▶ What you have to do: Reproduce all of the data exactly.

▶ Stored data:
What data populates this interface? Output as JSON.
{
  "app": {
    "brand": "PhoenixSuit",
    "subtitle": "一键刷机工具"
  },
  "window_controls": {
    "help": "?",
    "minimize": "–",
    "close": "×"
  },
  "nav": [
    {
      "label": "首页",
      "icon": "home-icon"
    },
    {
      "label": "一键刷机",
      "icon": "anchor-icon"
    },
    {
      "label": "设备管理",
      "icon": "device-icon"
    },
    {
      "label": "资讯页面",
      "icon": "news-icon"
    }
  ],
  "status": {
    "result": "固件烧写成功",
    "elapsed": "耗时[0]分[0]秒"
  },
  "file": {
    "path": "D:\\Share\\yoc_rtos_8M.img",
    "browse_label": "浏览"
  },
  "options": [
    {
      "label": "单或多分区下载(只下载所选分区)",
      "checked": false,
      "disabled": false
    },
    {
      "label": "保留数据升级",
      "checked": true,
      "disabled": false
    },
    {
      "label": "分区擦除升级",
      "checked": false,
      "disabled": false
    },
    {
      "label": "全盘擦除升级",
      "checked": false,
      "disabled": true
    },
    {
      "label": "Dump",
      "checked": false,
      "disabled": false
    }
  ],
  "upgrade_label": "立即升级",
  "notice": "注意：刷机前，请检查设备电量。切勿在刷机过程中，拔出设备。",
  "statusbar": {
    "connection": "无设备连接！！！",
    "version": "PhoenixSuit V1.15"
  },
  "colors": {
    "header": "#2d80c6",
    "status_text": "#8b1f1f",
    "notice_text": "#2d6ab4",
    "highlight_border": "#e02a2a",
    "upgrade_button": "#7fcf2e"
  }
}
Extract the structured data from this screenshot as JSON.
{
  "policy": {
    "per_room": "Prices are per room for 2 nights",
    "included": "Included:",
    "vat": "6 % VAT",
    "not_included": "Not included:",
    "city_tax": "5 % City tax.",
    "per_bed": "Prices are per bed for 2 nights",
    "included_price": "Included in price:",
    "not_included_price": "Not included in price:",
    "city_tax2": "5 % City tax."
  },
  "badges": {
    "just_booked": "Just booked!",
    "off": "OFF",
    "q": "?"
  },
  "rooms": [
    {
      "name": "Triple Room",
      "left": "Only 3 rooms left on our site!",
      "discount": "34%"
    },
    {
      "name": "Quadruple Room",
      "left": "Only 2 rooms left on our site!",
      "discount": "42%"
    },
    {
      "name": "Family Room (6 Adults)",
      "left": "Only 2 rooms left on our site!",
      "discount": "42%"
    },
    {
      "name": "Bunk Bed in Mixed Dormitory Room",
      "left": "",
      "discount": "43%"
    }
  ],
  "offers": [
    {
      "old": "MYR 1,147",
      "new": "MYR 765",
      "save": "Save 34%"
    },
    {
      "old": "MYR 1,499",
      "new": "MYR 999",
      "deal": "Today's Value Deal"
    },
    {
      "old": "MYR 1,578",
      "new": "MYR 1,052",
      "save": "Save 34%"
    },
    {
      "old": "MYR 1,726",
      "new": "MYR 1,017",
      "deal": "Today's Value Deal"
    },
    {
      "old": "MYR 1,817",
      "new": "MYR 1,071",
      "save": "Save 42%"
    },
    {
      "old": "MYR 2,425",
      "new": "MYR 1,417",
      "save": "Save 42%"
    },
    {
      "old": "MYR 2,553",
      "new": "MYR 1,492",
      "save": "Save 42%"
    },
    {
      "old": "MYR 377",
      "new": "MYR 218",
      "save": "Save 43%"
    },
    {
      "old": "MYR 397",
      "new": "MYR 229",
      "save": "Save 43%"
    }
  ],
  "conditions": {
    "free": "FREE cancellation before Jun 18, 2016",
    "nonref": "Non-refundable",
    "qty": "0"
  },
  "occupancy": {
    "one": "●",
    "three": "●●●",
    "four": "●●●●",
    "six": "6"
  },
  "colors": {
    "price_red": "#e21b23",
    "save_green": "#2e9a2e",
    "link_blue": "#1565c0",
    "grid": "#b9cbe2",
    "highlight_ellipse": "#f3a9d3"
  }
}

▶ Task response:
What data populates this interface? Output as JSON.
{
  "app": {
    "brand": "PhoenixSuit",
    "subtitle": "一键刷机工具"
  },
  "window_controls": {
    "help": "?",
    "minimize": "–",
    "close": "×"
  },
  "nav": [
    {
      "label": "首页",
      "icon": "home-icon"
    },
    {
      "label": "一键刷机",
      "icon": "anchor-icon"
    },
    {
      "label": "设备管理",
      "icon": "device-icon"
    },
    {
      "label": "资讯页面",
      "icon": "news-icon"
    }
  ],
  "status": {
    "result": "固件烧写成功",
    "elapsed": "耗时[0]分[0]秒"
  },
  "file": {
    "path": "D:\\Share\\yoc_rtos_8M.img",
    "browse_label": "浏览"
  },
  "options": [
    {
      "label": "单或多分区下载(只下载所选分区)",
      "checked": false,
      "disabled": false
    },
    {
      "label": "保留数据升级",
      "checked": true,
      "disabled": false
    },
    {
      "label": "分区擦除升级",
      "checked": false,
      "disabled": false
    },
    {
      "label": "全盘擦除升级",
      "checked": false,
      "disabled": true
    },
    {
      "label": "Dump",
      "checked": false,
      "disabled": false
    }
  ],
  "upgrade_label": "立即升级",
  "notice": "注意：刷机前，请检查设备电量。切勿在刷机过程中，拔出设备。",
  "statusbar": {
    "connection": "无设备连接！！！",
    "version": "PhoenixSuit V1.15"
  },
  "colors": {
    "header": "#2d80c6",
    "status_text": "#8b1f1f",
    "notice_text": "#2d6ab4",
    "highlight_border": "#e02a2a",
    "upgrade_button": "#7fcf2e"
  }
}
Extract the structured data from this screenshot as JSON.
{
  "policy": {
    "per_room": "Prices are per room for 2 nights",
    "included": "Included:",
    "vat": "6 % VAT",
    "not_included": "Not included:",
    "city_tax": "5 % City tax.",
    "per_bed": "Prices are per bed for 2 nights",
    "included_price": "Included in price:",
    "not_included_price": "Not included in price:",
    "city_tax2": "5 % City tax."
  },
  "badges": {
    "just_booked": "Just booked!",
    "off": "OFF",
    "q": "?"
  },
  "rooms": [
    {
      "name": "Triple Room",
      "left": "Only 3 rooms left on our site!",
      "discount": "34%"
    },
    {
      "name": "Quadruple Room",
      "left": "Only 2 rooms left on our site!",
      "discount": "42%"
    },
    {
      "name": "Family Room (6 Adults)",
      "left": "Only 2 rooms left on our site!",
      "discount": "42%"
    },
    {
      "name": "Bunk Bed in Mixed Dormitory Room",
      "left": "",
      "discount": "43%"
    }
  ],
  "offers": [
    {
      "old": "MYR 1,147",
      "new": "MYR 765",
      "save": "Save 34%"
    },
    {
      "old": "MYR 1,499",
      "new": "MYR 999",
      "deal": "Today's Value Deal"
    },
    {
      "old": "MYR 1,578",
      "new": "MYR 1,052",
      "save": "Save 34%"
    },
    {
      "old": "MYR 1,726",
      "new": "MYR 1,017",
      "deal": "Today's Value Deal"
    },
    {
      "old": "MYR 1,817",
      "new": "MYR 1,071",
      "save": "Save 42%"
    },
    {
      "old": "MYR 2,425",
      "new": "MYR 1,417",
      "save": "Save 42%"
    },
    {
      "old": "MYR 2,553",
      "new": "MYR 1,492",
      "save": "Save 42%"
    },
    {
      "old": "MYR 377",
      "new": "MYR 218",
      "save": "Save 43%"
    },
    {
      "old": "MYR 397",
      "new": "MYR 229",
      "save": "Save 43%"
    }
  ],
  "conditions": {
    "free": "FREE cancellation before Jun 18, 2016",
    "nonref": "Non-refundable",
    "qty": "0"
  },
  "occupancy": {
    "one": "●",
    "three": "●●●",
    "four": "●●●●",
    "six": "6"
  },
  "colors": {
    "price_red": "#e21b23",
    "save_green": "#2e9a2e",
    "link_blue": "#1565c0",
    "grid": "#b9cbe2",
    "highlight_ellipse": "#f3a9d3"
  }
}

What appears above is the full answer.